* Begin Available records *

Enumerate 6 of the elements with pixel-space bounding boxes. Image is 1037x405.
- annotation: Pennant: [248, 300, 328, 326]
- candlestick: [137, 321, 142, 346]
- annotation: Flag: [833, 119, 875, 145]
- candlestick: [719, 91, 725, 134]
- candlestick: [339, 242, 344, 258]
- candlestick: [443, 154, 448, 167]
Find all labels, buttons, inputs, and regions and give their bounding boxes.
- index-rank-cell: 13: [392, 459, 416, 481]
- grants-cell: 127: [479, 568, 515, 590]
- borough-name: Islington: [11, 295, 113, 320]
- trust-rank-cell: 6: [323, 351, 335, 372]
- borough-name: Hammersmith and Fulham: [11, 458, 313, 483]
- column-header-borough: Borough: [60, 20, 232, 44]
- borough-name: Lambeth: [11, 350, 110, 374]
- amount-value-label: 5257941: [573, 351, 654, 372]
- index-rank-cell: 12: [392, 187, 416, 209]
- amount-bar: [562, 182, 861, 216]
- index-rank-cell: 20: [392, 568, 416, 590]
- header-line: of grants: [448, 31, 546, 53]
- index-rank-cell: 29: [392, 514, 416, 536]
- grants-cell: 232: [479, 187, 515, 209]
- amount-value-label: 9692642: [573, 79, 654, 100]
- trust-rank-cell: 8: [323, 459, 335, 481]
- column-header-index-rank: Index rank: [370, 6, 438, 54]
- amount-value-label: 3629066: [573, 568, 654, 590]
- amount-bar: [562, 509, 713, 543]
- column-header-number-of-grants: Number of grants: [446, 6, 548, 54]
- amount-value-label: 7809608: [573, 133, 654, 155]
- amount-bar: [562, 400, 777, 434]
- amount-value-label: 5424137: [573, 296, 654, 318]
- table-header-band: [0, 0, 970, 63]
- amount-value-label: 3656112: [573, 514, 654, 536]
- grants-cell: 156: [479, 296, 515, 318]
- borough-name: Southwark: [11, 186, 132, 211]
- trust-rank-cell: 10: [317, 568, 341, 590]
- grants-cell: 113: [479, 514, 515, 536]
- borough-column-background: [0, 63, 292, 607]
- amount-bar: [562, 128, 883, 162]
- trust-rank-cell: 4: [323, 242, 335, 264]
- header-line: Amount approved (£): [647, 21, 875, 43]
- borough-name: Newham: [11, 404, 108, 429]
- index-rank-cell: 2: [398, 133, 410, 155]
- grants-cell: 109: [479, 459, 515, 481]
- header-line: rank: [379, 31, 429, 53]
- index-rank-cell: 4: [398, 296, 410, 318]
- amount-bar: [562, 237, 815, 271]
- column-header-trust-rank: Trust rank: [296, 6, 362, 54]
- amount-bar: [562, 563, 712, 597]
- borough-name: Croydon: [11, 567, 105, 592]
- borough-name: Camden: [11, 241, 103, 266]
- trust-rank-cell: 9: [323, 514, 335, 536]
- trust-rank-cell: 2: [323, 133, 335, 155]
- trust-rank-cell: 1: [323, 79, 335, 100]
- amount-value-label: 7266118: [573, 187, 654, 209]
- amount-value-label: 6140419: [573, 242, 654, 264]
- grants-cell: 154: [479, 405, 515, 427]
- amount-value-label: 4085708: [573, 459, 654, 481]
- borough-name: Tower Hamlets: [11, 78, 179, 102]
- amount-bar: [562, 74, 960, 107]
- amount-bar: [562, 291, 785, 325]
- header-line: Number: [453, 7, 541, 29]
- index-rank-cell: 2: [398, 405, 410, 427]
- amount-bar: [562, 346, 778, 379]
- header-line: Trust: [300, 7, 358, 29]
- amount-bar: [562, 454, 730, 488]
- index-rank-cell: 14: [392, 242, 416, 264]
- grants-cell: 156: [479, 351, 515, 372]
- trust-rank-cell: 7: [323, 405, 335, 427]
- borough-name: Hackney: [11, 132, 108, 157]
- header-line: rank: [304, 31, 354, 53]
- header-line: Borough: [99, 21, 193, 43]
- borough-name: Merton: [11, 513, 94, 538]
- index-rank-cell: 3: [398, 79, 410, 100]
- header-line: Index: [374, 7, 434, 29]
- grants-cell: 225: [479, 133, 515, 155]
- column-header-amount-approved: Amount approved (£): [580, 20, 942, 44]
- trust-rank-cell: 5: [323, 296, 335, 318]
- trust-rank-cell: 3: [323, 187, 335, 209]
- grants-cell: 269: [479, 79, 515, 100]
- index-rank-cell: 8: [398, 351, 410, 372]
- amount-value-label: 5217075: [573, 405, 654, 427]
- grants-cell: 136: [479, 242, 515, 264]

* End Available records *

Put every line above into a Markdown table with two columns, No. and Line. Number each row and leave out any blank lines.

Solution to the problem ::
| No. | Line |
|---|---|
| 1 | Enumerate 6 of the elements with pixel-space bounding boxes. Image is 1037x405. |
| 2 | - annotation: Pennant: [248, 300, 328, 326] |
| 3 | - candlestick: [137, 321, 142, 346] |
| 4 | - annotation: Flag: [833, 119, 875, 145] |
| 5 | - candlestick: [719, 91, 725, 134] |
| 6 | - candlestick: [339, 242, 344, 258] |
| 7 | - candlestick: [443, 154, 448, 167] |
| 8 | Find all labels, buttons, inputs, and regions and give their bounding boxes. |
| 9 | - index-rank-cell: 13: [392, 459, 416, 481] |
| 10 | - grants-cell: 127: [479, 568, 515, 590] |
| 11 | - borough-name: Islington: [11, 295, 113, 320] |
| 12 | - trust-rank-cell: 6: [323, 351, 335, 372] |
| 13 | - borough-name: Hammersmith and Fulham: [11, 458, 313, 483] |
| 14 | - column-header-borough: Borough: [60, 20, 232, 44] |
| 15 | - borough-name: Lambeth: [11, 350, 110, 374] |
| 16 | - amount-value-label: 5257941: [573, 351, 654, 372] |
| 17 | - index-rank-cell: 12: [392, 187, 416, 209] |
| 18 | - amount-bar: [562, 182, 861, 216] |
| 19 | - index-rank-cell: 20: [392, 568, 416, 590] |
| 20 | - header-line: of grants: [448, 31, 546, 53] |
| 21 | - index-rank-cell: 29: [392, 514, 416, 536] |
| 22 | - grants-cell: 232: [479, 187, 515, 209] |
| 23 | - amount-value-label: 9692642: [573, 79, 654, 100] |
| 24 | - trust-rank-cell: 8: [323, 459, 335, 481] |
| 25 | - column-header-index-rank: Index rank: [370, 6, 438, 54] |
| 26 | - amount-value-label: 3629066: [573, 568, 654, 590] |
| 27 | - amount-bar: [562, 509, 713, 543] |
| 28 | - column-header-number-of-grants: Number of grants: [446, 6, 548, 54] |
| 29 | - amount-value-label: 7809608: [573, 133, 654, 155] |
| 30 | - amount-bar: [562, 400, 777, 434] |
| 31 | - amount-value-label: 5424137: [573, 296, 654, 318] |
| 32 | - table-header-band: [0, 0, 970, 63] |
| 33 | - amount-value-label: 3656112: [573, 514, 654, 536] |
| 34 | - grants-cell: 156: [479, 296, 515, 318] |
| 35 | - borough-name: Southwark: [11, 186, 132, 211] |
| 36 | - trust-rank-cell: 10: [317, 568, 341, 590] |
| 37 | - grants-cell: 113: [479, 514, 515, 536] |
| 38 | - borough-column-background: [0, 63, 292, 607] |
| 39 | - amount-bar: [562, 128, 883, 162] |
| 40 | - trust-rank-cell: 4: [323, 242, 335, 264] |
| 41 | - header-line: Amount approved (£): [647, 21, 875, 43] |
| 42 | - borough-name: Newham: [11, 404, 108, 429] |
| 43 | - index-rank-cell: 2: [398, 133, 410, 155] |
| 44 | - grants-cell: 109: [479, 459, 515, 481] |
| 45 | - header-line: rank: [379, 31, 429, 53] |
| 46 | - index-rank-cell: 4: [398, 296, 410, 318] |
| 47 | - amount-bar: [562, 237, 815, 271] |
| 48 | - column-header-trust-rank: Trust rank: [296, 6, 362, 54] |
| 49 | - amount-bar: [562, 563, 712, 597] |
| 50 | - borough-name: Croydon: [11, 567, 105, 592] |
| 51 | - borough-name: Camden: [11, 241, 103, 266] |
| 52 | - trust-rank-cell: 9: [323, 514, 335, 536] |
| 53 | - trust-rank-cell: 2: [323, 133, 335, 155] |
| 54 | - trust-rank-cell: 1: [323, 79, 335, 100] |
| 55 | - amount-value-label: 7266118: [573, 187, 654, 209] |
| 56 | - amount-value-label: 6140419: [573, 242, 654, 264] |
| 57 | - grants-cell: 154: [479, 405, 515, 427] |
| 58 | - amount-value-label: 4085708: [573, 459, 654, 481] |
| 59 | - borough-name: Tower Hamlets: [11, 78, 179, 102] |
| 60 | - amount-bar: [562, 74, 960, 107] |
| 61 | - amount-bar: [562, 291, 785, 325] |
| 62 | - header-line: Number: [453, 7, 541, 29] |
| 63 | - index-rank-cell: 2: [398, 405, 410, 427] |
| 64 | - amount-bar: [562, 346, 778, 379] |
| 65 | - header-line: Trust: [300, 7, 358, 29] |
| 66 | - amount-bar: [562, 454, 730, 488] |
| 67 | - index-rank-cell: 14: [392, 242, 416, 264] |
| 68 | - grants-cell: 156: [479, 351, 515, 372] |
| 69 | - trust-rank-cell: 7: [323, 405, 335, 427] |
| 70 | - borough-name: Hackney: [11, 132, 108, 157] |
| 71 | - header-line: rank: [304, 31, 354, 53] |
| 72 | - header-line: Borough: [99, 21, 193, 43] |
| 73 | - borough-name: Merton: [11, 513, 94, 538] |
| 74 | - index-rank-cell: 3: [398, 79, 410, 100] |
| 75 | - header-line: Index: [374, 7, 434, 29] |
| 76 | - grants-cell: 225: [479, 133, 515, 155] |
| 77 | - column-header-amount-approved: Amount approved (£): [580, 20, 942, 44] |
| 78 | - trust-rank-cell: 5: [323, 296, 335, 318] |
| 79 | - trust-rank-cell: 3: [323, 187, 335, 209] |
| 80 | - grants-cell: 269: [479, 79, 515, 100] |
| 81 | - index-rank-cell: 8: [398, 351, 410, 372] |
| 82 | - amount-value-label: 5217075: [573, 405, 654, 427] |
| 83 | - grants-cell: 136: [479, 242, 515, 264] |